**Instrução escrita 1:**
Reproduz palavra por palavra o trecho do texto sobre a caminhada no Vale do Alto Homem, tudo desde "É assim que" até "Natureza e Vida.".

Meti direito, serra acima, com o calor a derreter a sola das botas! No Vale do Alto Homem, o silêncio das primeiras horas do Sol intercalava-se com o cantar do Rio Homem e o cantarolar dos pássaros.
É assim que gosto de caminhar, a montanha que se ergue é como que uma extensão de mim, sentindo toda a sua alegria e toda a sua dor, todas as suas emoções. Todo o vale é História, Natureza e Vida.
A subida do Vale do Alto Homem é, em si mesma, uma descoberta. Como já referi noutro texto, de difícil ou impossível compreensão para alguns, para mim, caminhar na montanha é muito mais do que fotografias bonitas e declarações no Facebook. Uma caminhada sem uma «descoberta», uma caminhada sem algo de novo, quase que acaba por ser tempo perdido. E chegamos a uma altura em que, de facto, tempo é coisa que não queremos perder.

**Instrução escrita 2:**
Cita sem alterações tudo o que vai desde o início dos registos até à linha dos registos que contém "y-tick-label: 0.5 — [500, 272, 524, 291]", incluindo as duas extremidades.

**Registos da tarefa:**
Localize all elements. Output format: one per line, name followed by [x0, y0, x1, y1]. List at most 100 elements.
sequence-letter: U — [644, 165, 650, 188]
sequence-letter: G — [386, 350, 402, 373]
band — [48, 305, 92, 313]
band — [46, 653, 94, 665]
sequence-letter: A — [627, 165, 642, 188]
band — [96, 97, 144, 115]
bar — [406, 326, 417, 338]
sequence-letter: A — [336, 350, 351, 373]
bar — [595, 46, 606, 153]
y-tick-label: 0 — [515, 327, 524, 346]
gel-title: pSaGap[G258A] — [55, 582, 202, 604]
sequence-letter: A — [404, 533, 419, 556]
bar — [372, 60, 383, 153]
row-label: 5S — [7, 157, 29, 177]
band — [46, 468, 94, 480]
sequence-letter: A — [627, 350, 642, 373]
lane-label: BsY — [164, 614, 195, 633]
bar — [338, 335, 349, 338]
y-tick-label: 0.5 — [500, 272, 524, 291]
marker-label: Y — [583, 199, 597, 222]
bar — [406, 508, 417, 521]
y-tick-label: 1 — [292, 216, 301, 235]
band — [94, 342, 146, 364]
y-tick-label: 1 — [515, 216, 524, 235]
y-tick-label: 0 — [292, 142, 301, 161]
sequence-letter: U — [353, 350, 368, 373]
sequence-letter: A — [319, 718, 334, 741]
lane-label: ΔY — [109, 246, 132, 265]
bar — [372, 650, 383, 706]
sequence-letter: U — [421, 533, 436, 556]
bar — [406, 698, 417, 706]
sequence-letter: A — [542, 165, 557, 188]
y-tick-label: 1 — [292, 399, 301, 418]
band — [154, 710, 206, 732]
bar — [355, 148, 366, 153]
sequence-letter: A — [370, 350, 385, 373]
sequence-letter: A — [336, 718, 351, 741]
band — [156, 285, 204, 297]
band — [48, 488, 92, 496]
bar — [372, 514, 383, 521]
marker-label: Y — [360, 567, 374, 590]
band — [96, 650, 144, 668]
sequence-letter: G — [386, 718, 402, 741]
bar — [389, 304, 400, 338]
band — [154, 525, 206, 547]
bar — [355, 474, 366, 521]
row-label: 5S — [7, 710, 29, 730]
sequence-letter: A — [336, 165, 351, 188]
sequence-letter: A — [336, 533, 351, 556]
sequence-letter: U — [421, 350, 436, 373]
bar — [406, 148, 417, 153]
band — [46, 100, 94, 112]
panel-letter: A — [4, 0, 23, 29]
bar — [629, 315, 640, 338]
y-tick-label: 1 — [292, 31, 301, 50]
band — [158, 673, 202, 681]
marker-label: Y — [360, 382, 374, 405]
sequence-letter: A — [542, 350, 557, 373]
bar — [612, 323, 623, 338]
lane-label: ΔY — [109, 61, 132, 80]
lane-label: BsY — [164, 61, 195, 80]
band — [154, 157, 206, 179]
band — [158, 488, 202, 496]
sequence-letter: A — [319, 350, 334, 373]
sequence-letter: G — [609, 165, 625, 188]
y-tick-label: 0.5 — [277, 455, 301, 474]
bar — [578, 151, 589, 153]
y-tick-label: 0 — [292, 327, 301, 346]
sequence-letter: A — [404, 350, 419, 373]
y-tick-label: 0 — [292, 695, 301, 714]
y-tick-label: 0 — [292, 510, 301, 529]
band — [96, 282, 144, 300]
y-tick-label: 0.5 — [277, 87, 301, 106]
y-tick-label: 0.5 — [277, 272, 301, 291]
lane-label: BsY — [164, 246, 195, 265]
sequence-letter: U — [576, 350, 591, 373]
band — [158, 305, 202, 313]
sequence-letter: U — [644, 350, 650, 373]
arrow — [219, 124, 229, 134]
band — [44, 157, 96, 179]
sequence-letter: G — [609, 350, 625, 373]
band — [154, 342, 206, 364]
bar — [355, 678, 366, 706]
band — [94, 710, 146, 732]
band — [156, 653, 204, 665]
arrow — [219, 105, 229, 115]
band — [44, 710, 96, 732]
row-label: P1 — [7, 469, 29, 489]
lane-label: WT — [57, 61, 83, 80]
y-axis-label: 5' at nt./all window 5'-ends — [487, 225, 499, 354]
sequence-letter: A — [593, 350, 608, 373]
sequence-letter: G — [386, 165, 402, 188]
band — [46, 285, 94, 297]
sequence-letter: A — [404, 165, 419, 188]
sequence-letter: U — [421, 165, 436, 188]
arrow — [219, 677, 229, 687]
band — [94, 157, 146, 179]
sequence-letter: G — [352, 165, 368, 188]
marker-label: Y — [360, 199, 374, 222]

**Resposta 1:**
É assim que gosto de caminhar, a montanha que se ergue é como que uma extensão de mim, sentindo toda a sua alegria e toda a sua dor, todas as suas emoções. Todo o vale é História, Natureza e Vida.

**Resposta 2:**
Localize all elements. Output format: one per line, name followed by [x0, y0, x1, y1]. List at most 100 elements.
sequence-letter: U — [644, 165, 650, 188]
sequence-letter: G — [386, 350, 402, 373]
band — [48, 305, 92, 313]
band — [46, 653, 94, 665]
sequence-letter: A — [627, 165, 642, 188]
band — [96, 97, 144, 115]
bar — [406, 326, 417, 338]
sequence-letter: A — [336, 350, 351, 373]
bar — [595, 46, 606, 153]
y-tick-label: 0 — [515, 327, 524, 346]
gel-title: pSaGap[G258A] — [55, 582, 202, 604]
sequence-letter: A — [404, 533, 419, 556]
bar — [372, 60, 383, 153]
row-label: 5S — [7, 157, 29, 177]
band — [46, 468, 94, 480]
sequence-letter: A — [627, 350, 642, 373]
lane-label: BsY — [164, 614, 195, 633]
bar — [338, 335, 349, 338]
y-tick-label: 0.5 — [500, 272, 524, 291]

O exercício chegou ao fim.